▶ PROBLEM DETAILS
Each line of the material below that holds the word "transporting" needs to be copied.

(Stored data entries)
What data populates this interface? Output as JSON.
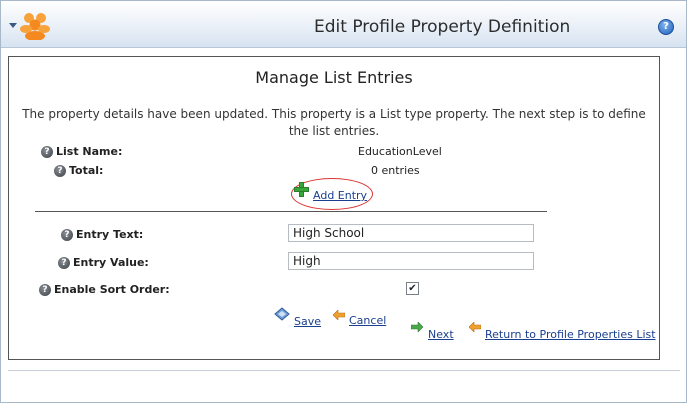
{
  "header": {
    "title": "Edit Profile Property Definition"
  },
  "main": {
    "heading": "Manage List Entries",
    "message": "The property details have been updated. This property is a List type property. The next step is to define the list entries.",
    "list_name_label": "List Name:",
    "list_name_value": "EducationLevel",
    "total_label": "Total:",
    "total_value": "0 entries",
    "add_entry_label": "Add Entry",
    "entry_text_label": "Entry Text:",
    "entry_text_value": "High School",
    "entry_value_label": "Entry Value:",
    "entry_value_value": "High",
    "enable_sort_order_label": "Enable Sort Order:",
    "enable_sort_order_checked": true,
    "save_label": "Save",
    "cancel_label": "Cancel",
    "next_label": "Next",
    "return_label": "Return to Profile Properties List"
  },
  "icons": {
    "help": "help-icon",
    "add": "plus-icon",
    "save": "save-icon",
    "cancel": "back-arrow-icon",
    "next": "forward-arrow-icon",
    "return": "back-arrow-icon"
  },
  "colors": {
    "link": "#1a3f8f",
    "highlight_circle": "#dd3333",
    "plus": "#3aa53a"
  }
}
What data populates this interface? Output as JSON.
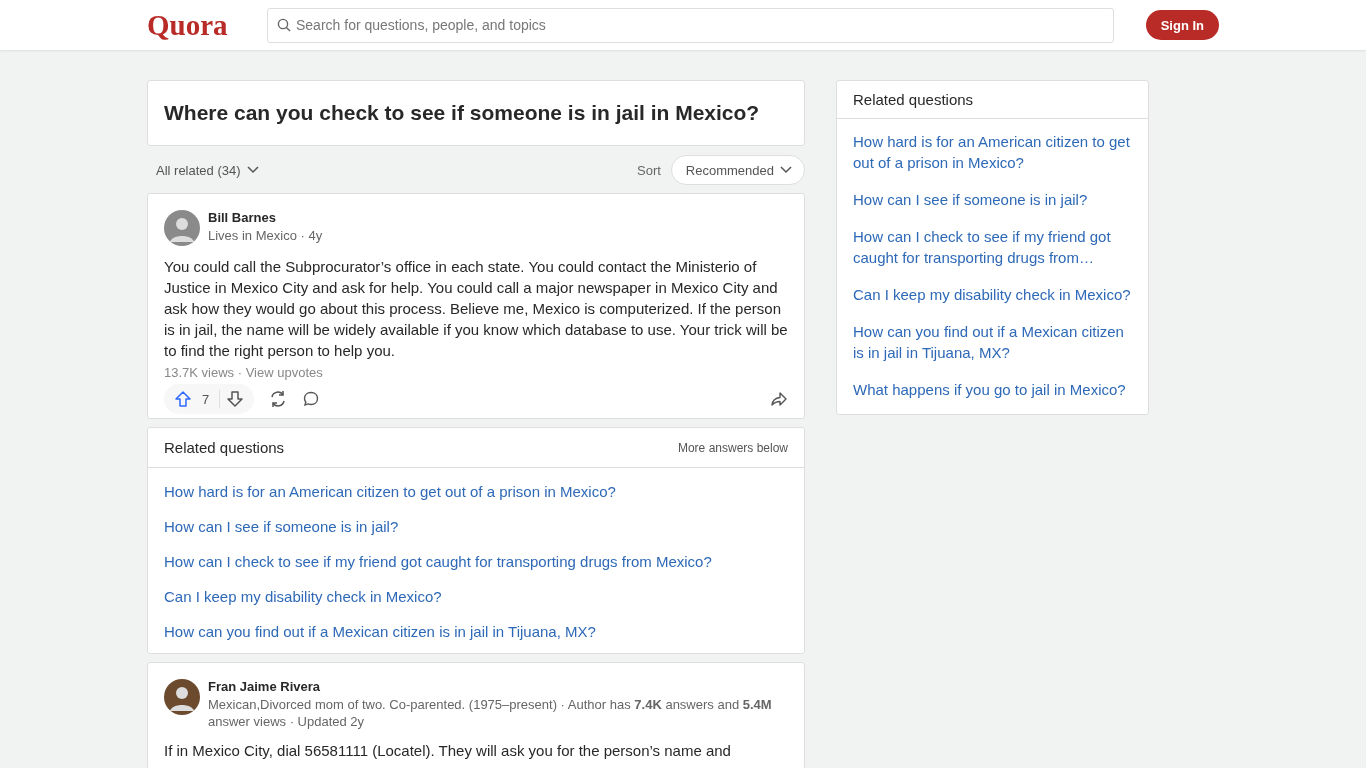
{
  "header": {
    "logo": "Quora",
    "search": {
      "placeholder": "Search for questions, people, and topics"
    },
    "sign_in": "Sign In"
  },
  "question": {
    "title": "Where can you check to see if someone is in jail in Mexico?"
  },
  "filter": {
    "all_related": "All related (34)",
    "sort_label": "Sort",
    "sort_value": "Recommended"
  },
  "answers": [
    {
      "author": "Bill Barnes",
      "meta": "Lives in Mexico · 4y",
      "body": "You could call the Subprocurator’s office in each state. You could contact the Ministerio of Justice in Mexico City and ask for help. You could call a major newspaper in Mexico City and ask how they would go about this process. Believe me, Mexico is computerized. If the person is in jail, the name will be widely available if you know which database to use. Your trick will be to find the right person to help you.",
      "views": "13.7K views · View upvotes",
      "upvotes": "7"
    },
    {
      "author": "Fran Jaime Rivera",
      "meta": "Mexican,Divorced mom of two. Co-parented. (1975–present) · Author has **7.4K** answers and **5.4M** answer views · Updated 2y",
      "body": "If in Mexico City, dial 56581111 (Locatel). They will ask you for the person’s name and"
    }
  ],
  "related_inline": {
    "title": "Related questions",
    "more": "More answers below",
    "items": [
      "How hard is for an American citizen to get out of a prison in Mexico?",
      "How can I see if someone is in jail?",
      "How can I check to see if my friend got caught for transporting drugs from Mexico?",
      "Can I keep my disability check in Mexico?",
      "How can you find out if a Mexican citizen is in jail in Tijuana, MX?"
    ]
  },
  "sidebar": {
    "title": "Related questions",
    "items": [
      "How hard is for an American citizen to get out of a prison in Mexico?",
      "How can I see if someone is in jail?",
      "How can I check to see if my friend got caught for transporting drugs from…",
      "Can I keep my disability check in Mexico?",
      "How can you find out if a Mexican citizen is in jail in Tijuana, MX?",
      "What happens if you go to jail in Mexico?"
    ]
  }
}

▶ SOLUTION FOR THIS PROBLEM
      "How can I check to see if my friend got caught for transporting drugs from Mexico?",
      "How can I check to see if my friend got caught for transporting drugs from…",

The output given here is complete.